Extract the records below word for word and ignore the images.

#####

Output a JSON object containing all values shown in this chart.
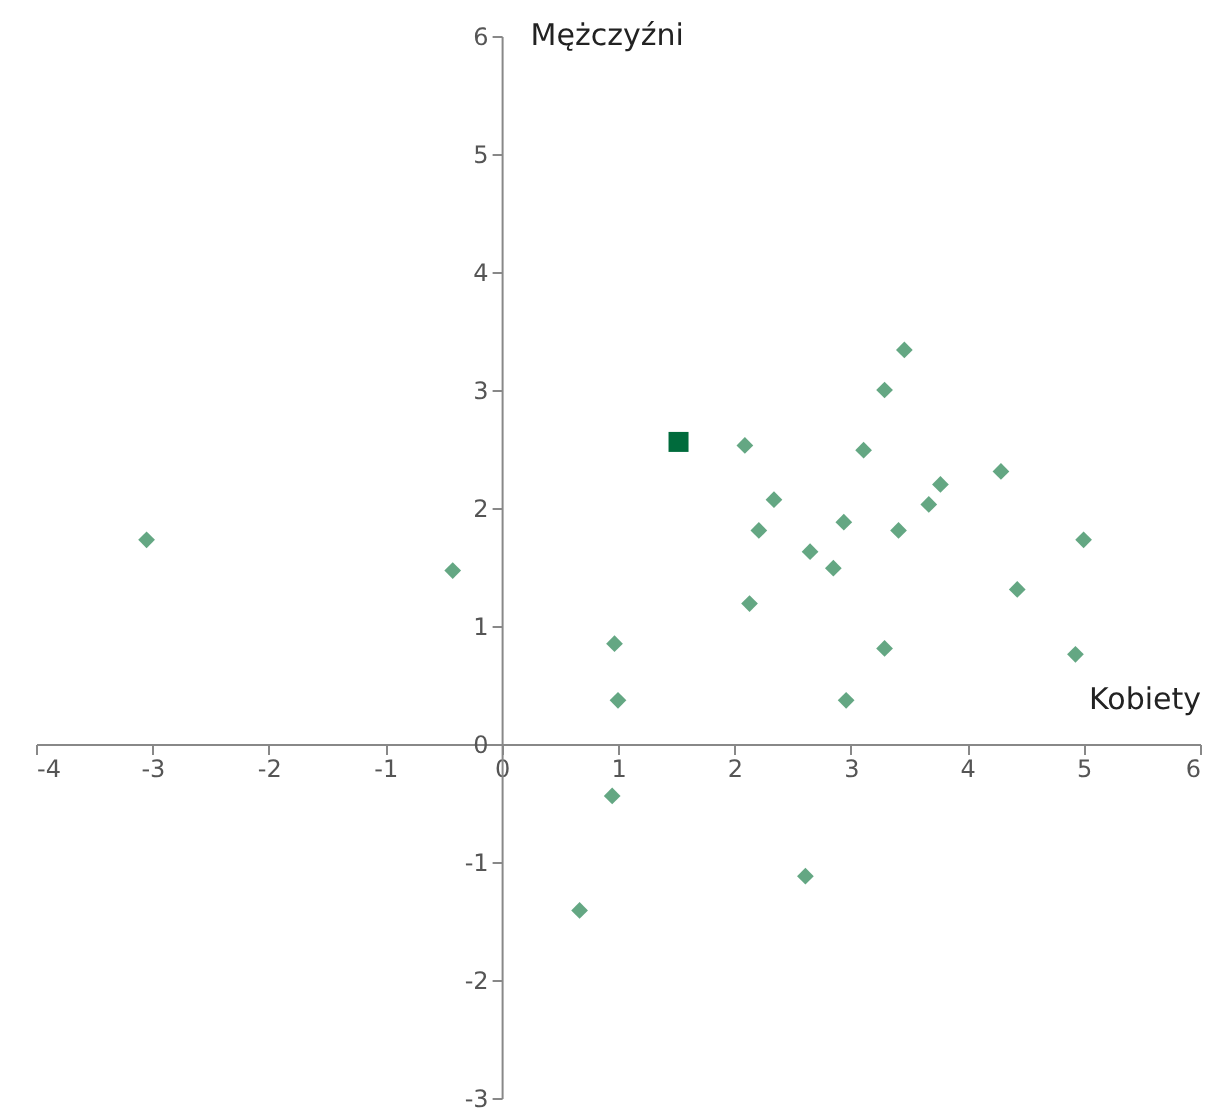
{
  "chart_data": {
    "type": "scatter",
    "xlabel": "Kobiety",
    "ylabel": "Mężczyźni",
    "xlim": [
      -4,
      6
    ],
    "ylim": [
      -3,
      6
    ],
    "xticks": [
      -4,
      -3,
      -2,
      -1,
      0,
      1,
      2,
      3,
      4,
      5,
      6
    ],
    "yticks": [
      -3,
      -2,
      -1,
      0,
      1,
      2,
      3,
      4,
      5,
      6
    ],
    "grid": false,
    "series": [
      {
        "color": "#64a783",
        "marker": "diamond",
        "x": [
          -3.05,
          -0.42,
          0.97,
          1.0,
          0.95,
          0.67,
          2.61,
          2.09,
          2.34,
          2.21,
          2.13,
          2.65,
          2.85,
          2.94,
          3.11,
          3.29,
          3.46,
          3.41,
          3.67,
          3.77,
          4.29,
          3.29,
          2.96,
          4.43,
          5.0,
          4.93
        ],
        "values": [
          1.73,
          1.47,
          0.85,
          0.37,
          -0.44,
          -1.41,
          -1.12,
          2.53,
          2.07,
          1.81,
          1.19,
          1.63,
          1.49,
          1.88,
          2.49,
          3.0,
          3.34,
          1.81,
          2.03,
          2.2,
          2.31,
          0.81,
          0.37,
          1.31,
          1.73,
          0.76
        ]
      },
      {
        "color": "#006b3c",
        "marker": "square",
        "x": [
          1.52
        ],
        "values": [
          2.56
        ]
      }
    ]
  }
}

#####

Answer:
Output a JSON object containing all values shown in this chart.
{
  "chart_data": {
    "type": "scatter",
    "xlabel": "Kobiety",
    "ylabel": "Mężczyźni",
    "xlim": [
      -4,
      6
    ],
    "ylim": [
      -3,
      6
    ],
    "xticks": [
      -4,
      -3,
      -2,
      -1,
      0,
      1,
      2,
      3,
      4,
      5,
      6
    ],
    "yticks": [
      -3,
      -2,
      -1,
      0,
      1,
      2,
      3,
      4,
      5,
      6
    ],
    "grid": false,
    "series": [
      {
        "color": "#64a783",
        "marker": "diamond",
        "x": [
          -3.05,
          -0.42,
          0.97,
          1.0,
          0.95,
          0.67,
          2.61,
          2.09,
          2.34,
          2.21,
          2.13,
          2.65,
          2.85,
          2.94,
          3.11,
          3.29,
          3.46,
          3.41,
          3.67,
          3.77,
          4.29,
          3.29,
          2.96,
          4.43,
          5.0,
          4.93
        ],
        "values": [
          1.73,
          1.47,
          0.85,
          0.37,
          -0.44,
          -1.41,
          -1.12,
          2.53,
          2.07,
          1.81,
          1.19,
          1.63,
          1.49,
          1.88,
          2.49,
          3.0,
          3.34,
          1.81,
          2.03,
          2.2,
          2.31,
          0.81,
          0.37,
          1.31,
          1.73,
          0.76
        ]
      },
      {
        "color": "#006b3c",
        "marker": "square",
        "x": [
          1.52
        ],
        "values": [
          2.56
        ]
      }
    ]
  }
}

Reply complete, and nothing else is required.